Rewrite the part of the records that opens with the line containing "Patent image size: (995, 511)." and closes with the line containing "The side surfaces 16 is at (255, 297)." as a numbered list, leaving out blank lines and both end lines included.

** Given data **
---
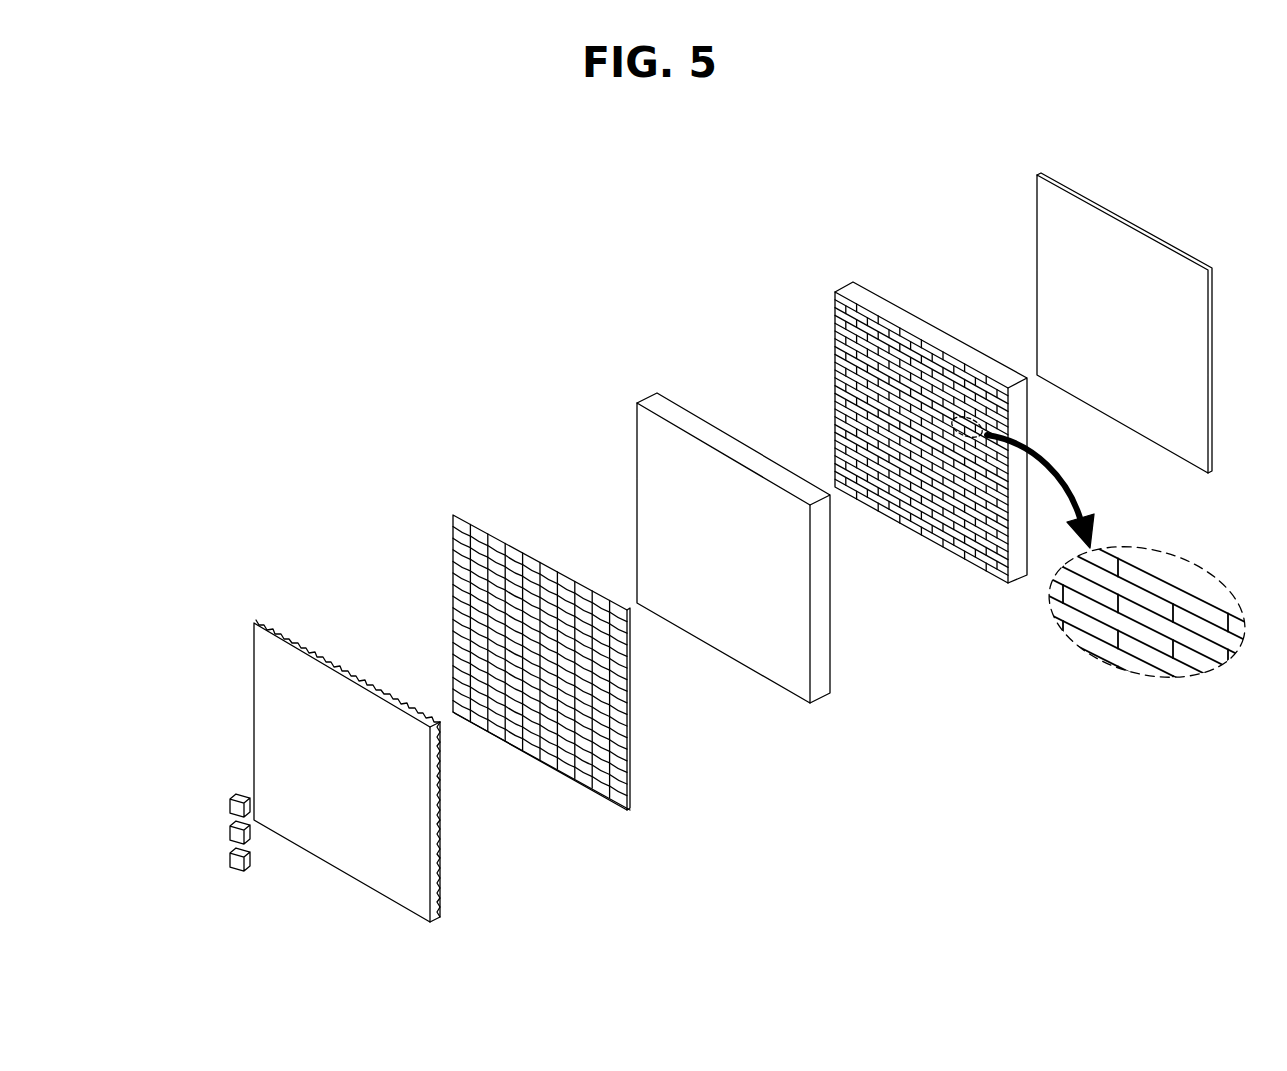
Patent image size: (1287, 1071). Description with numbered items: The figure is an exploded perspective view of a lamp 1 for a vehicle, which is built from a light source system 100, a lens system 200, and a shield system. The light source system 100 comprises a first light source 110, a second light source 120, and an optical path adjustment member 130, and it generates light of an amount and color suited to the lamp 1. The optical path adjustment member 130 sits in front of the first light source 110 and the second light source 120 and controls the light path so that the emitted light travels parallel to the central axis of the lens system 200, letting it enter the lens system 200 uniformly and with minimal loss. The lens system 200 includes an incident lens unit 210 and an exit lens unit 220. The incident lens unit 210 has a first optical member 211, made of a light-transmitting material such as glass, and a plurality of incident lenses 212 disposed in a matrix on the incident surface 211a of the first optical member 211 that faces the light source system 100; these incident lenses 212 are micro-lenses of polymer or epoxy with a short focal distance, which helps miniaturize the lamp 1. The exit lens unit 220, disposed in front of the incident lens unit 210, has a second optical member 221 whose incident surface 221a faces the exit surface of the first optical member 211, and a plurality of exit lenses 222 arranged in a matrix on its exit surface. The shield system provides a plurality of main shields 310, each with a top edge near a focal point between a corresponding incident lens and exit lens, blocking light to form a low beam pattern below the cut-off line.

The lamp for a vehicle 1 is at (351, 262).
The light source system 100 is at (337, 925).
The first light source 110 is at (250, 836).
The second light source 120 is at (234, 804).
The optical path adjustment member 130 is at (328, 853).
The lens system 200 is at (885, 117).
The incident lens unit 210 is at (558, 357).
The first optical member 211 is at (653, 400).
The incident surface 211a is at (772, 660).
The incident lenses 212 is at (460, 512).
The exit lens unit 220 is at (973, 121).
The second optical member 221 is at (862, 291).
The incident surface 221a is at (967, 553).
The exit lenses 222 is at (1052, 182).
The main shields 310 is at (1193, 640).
---
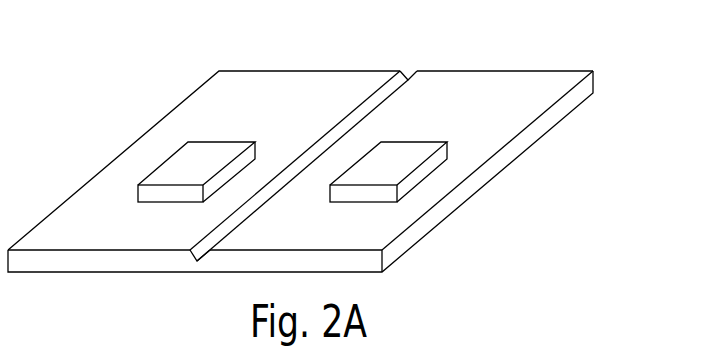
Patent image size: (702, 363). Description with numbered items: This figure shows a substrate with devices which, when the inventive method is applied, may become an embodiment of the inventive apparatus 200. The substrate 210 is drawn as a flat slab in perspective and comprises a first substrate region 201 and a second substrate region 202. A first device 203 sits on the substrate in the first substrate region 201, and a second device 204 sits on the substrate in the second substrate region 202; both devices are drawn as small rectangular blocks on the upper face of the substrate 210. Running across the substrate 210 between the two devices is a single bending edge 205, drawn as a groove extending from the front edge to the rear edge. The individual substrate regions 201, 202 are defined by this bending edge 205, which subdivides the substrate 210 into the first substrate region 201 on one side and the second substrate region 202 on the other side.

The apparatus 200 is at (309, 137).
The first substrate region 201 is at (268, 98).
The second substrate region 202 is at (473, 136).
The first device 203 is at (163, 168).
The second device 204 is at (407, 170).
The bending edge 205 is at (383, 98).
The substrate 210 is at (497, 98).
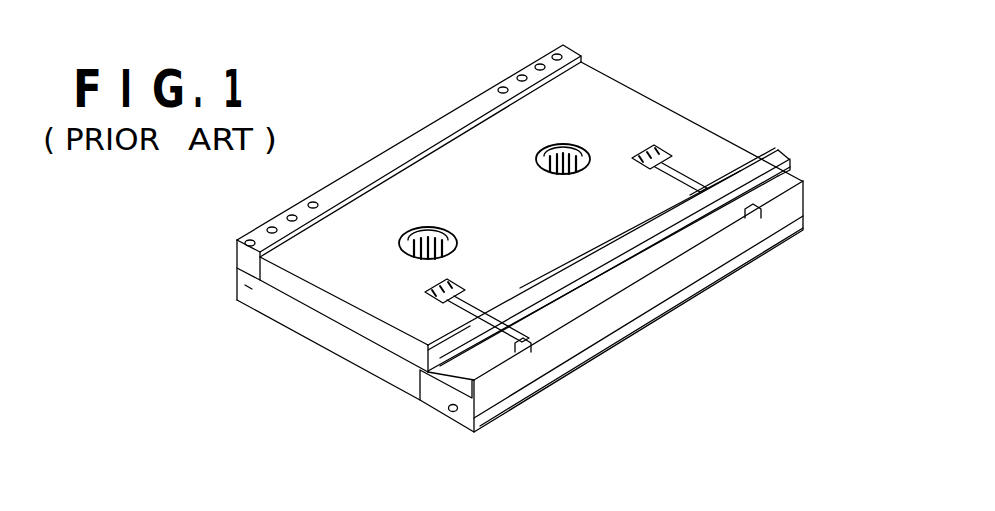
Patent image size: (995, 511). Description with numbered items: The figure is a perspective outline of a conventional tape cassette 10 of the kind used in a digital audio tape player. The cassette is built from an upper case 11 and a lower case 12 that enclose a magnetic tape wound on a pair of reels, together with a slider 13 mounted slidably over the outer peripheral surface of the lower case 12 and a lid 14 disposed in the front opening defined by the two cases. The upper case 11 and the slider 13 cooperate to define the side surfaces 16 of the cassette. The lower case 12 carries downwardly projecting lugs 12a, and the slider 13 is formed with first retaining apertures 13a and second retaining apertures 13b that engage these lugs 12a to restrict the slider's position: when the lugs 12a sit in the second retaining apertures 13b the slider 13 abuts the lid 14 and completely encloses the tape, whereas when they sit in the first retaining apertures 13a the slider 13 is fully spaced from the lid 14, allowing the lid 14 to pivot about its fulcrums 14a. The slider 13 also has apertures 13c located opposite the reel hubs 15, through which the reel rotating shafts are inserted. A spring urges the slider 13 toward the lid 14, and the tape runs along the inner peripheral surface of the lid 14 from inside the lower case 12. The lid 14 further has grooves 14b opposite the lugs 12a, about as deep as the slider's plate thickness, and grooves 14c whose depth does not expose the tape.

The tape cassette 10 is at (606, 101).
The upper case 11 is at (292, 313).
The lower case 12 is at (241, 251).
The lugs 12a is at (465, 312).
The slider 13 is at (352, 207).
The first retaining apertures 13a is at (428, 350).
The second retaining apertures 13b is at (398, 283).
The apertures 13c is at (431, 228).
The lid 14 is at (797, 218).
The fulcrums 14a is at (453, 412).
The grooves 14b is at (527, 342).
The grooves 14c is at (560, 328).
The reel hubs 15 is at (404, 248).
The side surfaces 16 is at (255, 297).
---
** Finished answer **
1. Patent image size: (995, 511). Description with numbered items: The figure is a perspective outline of a conventional tape cassette 10 of the kind used in a digital audio tape player. The cassette is built from an upper case 11 and a lower case 12 that enclose a magnetic tape wound on a pair of reels, together with a slider 13 mounted slidably over the outer peripheral surface of the lower case 12 and a lid 14 disposed in the front opening defined by the two cases. The upper case 11 and the slider 13 cooperate to define the side surfaces 16 of the cassette. The lower case 12 carries downwardly projecting lugs 12a, and the slider 13 is formed with first retaining apertures 13a and second retaining apertures 13b that engage these lugs 12a to restrict the slider's position: when the lugs 12a sit in the second retaining apertures 13b the slider 13 abuts the lid 14 and completely encloses the tape, whereas when they sit in the first retaining apertures 13a the slider 13 is fully spaced from the lid 14, allowing the lid 14 to pivot about its fulcrums 14a. The slider 13 also has apertures 13c located opposite the reel hubs 15, through which the reel rotating shafts are inserted. A spring urges the slider 13 toward the lid 14, and the tape runs along the inner peripheral surface of the lid 14 from inside the lower case 12. The lid 14 further has grooves 14b opposite the lugs 12a, about as deep as the slider's plate thickness, and grooves 14c whose depth does not expose the tape.
2. The tape cassette 10 is at (606, 101).
3. The upper case 11 is at (292, 313).
4. The lower case 12 is at (241, 251).
5. The lugs 12a is at (465, 312).
6. The slider 13 is at (352, 207).
7. The first retaining apertures 13a is at (428, 350).
8. The second retaining apertures 13b is at (398, 283).
9. The apertures 13c is at (431, 228).
10. The lid 14 is at (797, 218).
11. The fulcrums 14a is at (453, 412).
12. The grooves 14b is at (527, 342).
13. The grooves 14c is at (560, 328).
14. The reel hubs 15 is at (404, 248).
15. The side surfaces 16 is at (255, 297).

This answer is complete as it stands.